Dataset entries
>> Begin
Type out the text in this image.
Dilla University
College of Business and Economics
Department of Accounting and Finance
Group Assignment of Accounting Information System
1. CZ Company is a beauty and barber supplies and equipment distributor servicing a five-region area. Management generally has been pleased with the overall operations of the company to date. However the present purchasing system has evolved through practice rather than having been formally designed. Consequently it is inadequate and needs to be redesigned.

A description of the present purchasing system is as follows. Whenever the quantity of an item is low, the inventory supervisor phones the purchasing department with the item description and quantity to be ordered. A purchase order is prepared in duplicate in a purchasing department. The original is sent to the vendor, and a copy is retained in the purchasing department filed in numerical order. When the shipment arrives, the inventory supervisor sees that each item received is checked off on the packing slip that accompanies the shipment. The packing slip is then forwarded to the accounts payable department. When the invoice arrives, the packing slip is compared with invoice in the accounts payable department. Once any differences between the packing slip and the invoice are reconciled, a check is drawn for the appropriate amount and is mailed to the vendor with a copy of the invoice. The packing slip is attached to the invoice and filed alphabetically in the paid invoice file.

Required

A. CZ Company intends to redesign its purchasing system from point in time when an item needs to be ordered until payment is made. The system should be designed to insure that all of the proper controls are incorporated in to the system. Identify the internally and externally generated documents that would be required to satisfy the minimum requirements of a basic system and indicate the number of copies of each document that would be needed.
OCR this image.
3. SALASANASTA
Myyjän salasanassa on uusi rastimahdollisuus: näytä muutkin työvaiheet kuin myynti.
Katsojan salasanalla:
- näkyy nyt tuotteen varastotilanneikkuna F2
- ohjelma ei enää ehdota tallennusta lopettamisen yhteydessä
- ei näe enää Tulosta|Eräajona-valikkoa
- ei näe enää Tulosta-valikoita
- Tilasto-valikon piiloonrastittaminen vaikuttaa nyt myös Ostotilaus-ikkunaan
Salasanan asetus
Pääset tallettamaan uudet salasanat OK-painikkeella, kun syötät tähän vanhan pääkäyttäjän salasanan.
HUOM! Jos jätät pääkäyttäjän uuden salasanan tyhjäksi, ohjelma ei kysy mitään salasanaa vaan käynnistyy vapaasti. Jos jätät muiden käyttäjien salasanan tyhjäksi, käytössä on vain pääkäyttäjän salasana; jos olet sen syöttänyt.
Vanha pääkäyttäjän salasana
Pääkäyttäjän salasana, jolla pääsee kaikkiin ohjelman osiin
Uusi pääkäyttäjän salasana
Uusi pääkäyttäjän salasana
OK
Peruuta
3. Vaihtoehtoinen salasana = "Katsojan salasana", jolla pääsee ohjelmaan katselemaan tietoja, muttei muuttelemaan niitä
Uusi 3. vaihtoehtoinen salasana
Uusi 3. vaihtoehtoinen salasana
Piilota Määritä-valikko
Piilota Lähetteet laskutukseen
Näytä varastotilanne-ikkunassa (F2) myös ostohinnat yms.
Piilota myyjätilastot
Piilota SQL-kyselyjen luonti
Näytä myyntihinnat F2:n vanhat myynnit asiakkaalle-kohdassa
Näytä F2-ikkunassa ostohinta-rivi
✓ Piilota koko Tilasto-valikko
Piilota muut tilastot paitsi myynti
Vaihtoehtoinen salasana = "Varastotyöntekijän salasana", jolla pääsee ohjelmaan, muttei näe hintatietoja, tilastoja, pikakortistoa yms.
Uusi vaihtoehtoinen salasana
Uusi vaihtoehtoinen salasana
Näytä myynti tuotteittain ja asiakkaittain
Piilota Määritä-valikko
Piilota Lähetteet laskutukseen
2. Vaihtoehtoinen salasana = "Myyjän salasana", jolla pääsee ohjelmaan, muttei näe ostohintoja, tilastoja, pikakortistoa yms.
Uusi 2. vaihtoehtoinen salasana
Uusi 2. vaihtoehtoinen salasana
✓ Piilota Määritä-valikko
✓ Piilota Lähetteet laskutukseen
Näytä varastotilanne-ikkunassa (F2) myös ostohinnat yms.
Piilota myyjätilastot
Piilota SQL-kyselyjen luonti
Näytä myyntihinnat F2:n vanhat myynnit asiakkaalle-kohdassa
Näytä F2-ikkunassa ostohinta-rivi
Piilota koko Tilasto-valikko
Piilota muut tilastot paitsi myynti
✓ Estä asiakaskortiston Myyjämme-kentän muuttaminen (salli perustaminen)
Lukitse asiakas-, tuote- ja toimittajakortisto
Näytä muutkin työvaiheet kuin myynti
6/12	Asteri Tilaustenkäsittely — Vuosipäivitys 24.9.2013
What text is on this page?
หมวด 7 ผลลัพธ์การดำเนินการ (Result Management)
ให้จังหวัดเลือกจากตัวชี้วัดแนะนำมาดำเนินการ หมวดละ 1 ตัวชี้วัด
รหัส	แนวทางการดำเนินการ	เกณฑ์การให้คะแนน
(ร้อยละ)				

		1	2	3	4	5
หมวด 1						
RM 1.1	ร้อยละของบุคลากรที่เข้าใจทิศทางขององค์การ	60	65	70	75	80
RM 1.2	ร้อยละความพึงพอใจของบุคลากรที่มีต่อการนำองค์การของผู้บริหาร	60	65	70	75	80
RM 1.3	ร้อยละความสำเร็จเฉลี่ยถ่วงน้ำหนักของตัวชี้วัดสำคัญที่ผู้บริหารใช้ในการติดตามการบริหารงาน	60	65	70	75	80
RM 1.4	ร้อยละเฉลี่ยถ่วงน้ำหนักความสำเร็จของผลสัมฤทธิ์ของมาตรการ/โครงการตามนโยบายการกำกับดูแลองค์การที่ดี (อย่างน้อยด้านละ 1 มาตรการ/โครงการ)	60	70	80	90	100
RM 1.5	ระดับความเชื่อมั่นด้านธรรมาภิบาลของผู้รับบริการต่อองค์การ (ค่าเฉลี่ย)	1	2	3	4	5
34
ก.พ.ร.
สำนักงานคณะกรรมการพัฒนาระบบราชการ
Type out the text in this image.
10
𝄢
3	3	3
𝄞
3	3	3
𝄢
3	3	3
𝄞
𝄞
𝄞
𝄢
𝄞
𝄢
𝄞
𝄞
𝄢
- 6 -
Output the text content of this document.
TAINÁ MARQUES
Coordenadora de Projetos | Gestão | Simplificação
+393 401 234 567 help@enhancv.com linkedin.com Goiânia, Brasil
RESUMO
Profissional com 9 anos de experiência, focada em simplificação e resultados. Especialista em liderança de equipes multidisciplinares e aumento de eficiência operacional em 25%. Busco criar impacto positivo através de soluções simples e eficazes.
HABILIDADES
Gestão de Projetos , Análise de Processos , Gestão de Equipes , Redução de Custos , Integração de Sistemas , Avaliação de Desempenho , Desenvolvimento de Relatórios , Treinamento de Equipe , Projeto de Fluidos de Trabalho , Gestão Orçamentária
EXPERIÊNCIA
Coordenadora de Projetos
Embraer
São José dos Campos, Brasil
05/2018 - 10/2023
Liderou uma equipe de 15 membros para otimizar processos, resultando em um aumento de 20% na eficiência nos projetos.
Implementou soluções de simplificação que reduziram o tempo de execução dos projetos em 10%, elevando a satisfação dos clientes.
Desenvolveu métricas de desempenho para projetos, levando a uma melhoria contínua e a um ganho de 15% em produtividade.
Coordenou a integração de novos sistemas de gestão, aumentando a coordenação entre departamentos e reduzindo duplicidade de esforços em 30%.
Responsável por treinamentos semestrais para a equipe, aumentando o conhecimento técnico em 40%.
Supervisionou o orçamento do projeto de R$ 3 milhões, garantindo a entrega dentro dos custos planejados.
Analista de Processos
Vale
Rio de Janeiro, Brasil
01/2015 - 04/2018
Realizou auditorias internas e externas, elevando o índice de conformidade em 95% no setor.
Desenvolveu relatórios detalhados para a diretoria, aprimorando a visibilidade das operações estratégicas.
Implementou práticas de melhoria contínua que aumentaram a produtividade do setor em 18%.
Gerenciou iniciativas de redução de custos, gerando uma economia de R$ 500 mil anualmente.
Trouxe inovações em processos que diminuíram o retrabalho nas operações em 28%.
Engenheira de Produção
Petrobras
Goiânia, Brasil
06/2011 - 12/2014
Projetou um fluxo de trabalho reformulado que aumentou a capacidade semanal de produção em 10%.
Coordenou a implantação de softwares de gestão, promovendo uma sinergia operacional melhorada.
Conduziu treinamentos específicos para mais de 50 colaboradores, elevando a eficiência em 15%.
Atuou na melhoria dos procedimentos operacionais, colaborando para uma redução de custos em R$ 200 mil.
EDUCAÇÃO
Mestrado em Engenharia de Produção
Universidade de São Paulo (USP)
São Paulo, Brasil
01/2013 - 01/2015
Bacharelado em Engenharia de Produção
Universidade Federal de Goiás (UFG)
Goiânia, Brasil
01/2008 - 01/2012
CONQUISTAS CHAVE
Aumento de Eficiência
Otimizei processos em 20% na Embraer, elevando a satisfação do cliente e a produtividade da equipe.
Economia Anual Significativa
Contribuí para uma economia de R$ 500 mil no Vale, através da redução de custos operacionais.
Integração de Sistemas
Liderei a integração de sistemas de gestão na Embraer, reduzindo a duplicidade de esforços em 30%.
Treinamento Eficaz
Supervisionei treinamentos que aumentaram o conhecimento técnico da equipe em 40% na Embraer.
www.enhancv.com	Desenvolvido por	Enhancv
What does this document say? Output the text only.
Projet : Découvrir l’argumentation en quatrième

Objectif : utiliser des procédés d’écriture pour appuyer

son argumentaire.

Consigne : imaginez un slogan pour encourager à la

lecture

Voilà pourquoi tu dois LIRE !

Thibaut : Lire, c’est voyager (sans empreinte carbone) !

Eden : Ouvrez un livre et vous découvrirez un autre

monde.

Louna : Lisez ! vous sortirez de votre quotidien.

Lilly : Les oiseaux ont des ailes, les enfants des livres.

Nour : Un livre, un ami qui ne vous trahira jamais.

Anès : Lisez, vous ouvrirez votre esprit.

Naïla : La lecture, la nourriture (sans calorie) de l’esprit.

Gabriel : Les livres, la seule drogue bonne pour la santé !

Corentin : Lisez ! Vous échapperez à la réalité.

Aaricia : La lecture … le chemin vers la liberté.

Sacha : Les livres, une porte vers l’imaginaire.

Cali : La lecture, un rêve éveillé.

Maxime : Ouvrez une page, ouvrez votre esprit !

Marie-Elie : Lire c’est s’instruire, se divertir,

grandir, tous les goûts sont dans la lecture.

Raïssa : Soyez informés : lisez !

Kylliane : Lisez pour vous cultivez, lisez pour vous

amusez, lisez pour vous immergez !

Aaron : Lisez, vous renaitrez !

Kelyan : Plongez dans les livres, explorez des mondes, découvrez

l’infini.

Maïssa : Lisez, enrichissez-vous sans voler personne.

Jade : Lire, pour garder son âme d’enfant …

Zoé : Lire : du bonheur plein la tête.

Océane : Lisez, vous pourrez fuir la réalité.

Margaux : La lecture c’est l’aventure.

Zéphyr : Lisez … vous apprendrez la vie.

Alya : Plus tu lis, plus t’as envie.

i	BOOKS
>> End
# Work to complete:
Determine how many lines of the data contain "lecture" and give nothing but that number.

# Task result:
6